Stored data entries
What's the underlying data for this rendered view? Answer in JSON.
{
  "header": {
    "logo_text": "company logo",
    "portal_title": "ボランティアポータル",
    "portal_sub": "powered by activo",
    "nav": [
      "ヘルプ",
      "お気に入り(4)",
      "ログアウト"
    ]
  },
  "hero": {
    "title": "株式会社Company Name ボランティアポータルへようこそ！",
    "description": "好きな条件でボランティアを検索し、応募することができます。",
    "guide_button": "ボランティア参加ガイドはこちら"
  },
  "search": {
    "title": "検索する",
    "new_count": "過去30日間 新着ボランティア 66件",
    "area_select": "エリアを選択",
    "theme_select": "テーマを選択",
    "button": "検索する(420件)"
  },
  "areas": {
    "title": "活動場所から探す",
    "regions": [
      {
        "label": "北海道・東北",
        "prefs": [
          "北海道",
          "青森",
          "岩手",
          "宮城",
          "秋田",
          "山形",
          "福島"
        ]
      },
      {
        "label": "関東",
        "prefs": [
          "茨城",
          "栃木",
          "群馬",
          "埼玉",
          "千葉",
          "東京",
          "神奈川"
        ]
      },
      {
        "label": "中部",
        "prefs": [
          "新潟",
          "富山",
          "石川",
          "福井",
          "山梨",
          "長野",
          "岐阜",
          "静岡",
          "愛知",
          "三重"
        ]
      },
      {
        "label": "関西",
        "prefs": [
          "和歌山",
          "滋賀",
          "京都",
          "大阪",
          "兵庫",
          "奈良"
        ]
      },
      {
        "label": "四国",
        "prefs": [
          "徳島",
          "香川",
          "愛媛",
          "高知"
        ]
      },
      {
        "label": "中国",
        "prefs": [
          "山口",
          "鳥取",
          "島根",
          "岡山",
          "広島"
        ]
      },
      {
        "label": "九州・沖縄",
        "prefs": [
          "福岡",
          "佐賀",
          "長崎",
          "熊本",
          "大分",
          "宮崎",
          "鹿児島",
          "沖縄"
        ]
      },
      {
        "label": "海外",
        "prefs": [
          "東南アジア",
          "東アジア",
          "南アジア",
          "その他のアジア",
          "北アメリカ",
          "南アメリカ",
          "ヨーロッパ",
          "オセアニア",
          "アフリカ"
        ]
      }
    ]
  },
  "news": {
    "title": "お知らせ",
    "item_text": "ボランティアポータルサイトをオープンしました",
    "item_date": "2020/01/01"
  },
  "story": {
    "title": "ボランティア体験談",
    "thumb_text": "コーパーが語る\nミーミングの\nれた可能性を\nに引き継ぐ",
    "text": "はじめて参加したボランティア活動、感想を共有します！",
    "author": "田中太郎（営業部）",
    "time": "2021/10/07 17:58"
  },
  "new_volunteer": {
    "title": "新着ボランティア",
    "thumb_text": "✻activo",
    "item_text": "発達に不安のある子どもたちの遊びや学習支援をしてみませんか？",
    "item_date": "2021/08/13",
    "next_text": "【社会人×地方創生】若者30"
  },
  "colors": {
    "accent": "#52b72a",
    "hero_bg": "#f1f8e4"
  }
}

--

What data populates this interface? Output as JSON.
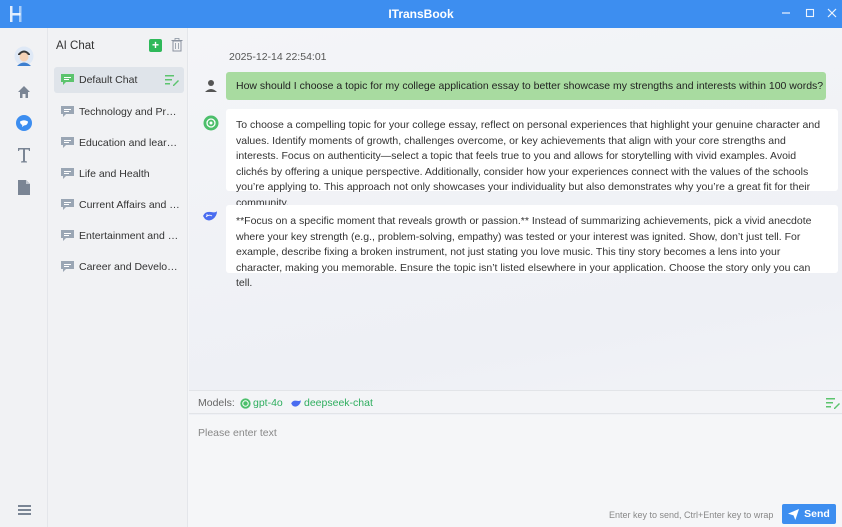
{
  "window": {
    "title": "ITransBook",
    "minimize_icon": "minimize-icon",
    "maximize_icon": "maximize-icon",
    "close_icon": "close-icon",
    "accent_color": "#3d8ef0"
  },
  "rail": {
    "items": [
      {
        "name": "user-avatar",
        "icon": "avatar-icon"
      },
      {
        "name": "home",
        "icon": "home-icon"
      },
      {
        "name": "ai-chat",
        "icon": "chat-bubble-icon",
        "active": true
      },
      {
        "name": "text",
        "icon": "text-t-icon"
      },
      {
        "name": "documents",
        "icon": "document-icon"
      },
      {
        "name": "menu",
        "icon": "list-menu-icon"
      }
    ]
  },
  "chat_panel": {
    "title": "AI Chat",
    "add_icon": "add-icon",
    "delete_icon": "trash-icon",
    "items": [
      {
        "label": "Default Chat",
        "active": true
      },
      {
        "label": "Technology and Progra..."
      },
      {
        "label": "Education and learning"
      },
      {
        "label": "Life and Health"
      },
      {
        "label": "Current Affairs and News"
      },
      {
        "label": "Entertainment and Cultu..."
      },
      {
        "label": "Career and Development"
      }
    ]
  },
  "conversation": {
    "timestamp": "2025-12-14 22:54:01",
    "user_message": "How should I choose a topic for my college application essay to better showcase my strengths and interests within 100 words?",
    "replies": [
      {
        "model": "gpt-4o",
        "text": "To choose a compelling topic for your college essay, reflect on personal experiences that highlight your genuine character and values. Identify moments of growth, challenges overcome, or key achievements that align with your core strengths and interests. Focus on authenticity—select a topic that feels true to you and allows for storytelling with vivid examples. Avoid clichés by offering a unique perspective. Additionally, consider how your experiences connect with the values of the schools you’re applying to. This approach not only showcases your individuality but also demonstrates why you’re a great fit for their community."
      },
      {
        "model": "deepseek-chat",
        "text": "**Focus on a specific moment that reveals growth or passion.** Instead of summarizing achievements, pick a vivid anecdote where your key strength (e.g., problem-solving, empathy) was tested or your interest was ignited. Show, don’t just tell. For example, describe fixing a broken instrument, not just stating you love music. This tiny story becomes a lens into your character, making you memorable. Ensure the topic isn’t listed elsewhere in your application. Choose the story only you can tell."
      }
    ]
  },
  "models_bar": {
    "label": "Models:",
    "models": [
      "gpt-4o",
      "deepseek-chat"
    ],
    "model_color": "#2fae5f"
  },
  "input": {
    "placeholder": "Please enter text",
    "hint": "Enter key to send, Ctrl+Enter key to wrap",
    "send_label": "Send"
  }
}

TO BE DONE ▸ For each line above that contains the word "topic", copy that line.

EXERCISE RESPONSE ▸
    "user_message": "How should I choose a topic for my college application essay to better showcase my strengths and interests within 100 words?",
        "text": "To choose a compelling topic for your college essay, reflect on personal experiences that highlight your genuine character and values. Identify moments of growth, challenges overcome, or key achievements that align with your core strengths and interests. Focus on authenticity—select a topic that feels true to you and allows for storytelling with vivid examples. Avoid clichés by offering a unique perspective. Additionally, consider how your experiences connect with the values of the schools you’re applying to. This approach not only showcases your individuality but also demonstrates why you’re a great fit for their community."
        "text": "**Focus on a specific moment that reveals growth or passion.** Instead of summarizing achievements, pick a vivid anecdote where your key strength (e.g., problem-solving, empathy) was tested or your interest was ignited. Show, don’t just tell. For example, describe fixing a broken instrument, not just stating you love music. This tiny story becomes a lens into your character, making you memorable. Ensure the topic isn’t listed elsewhere in your application. Choose the story only you can tell."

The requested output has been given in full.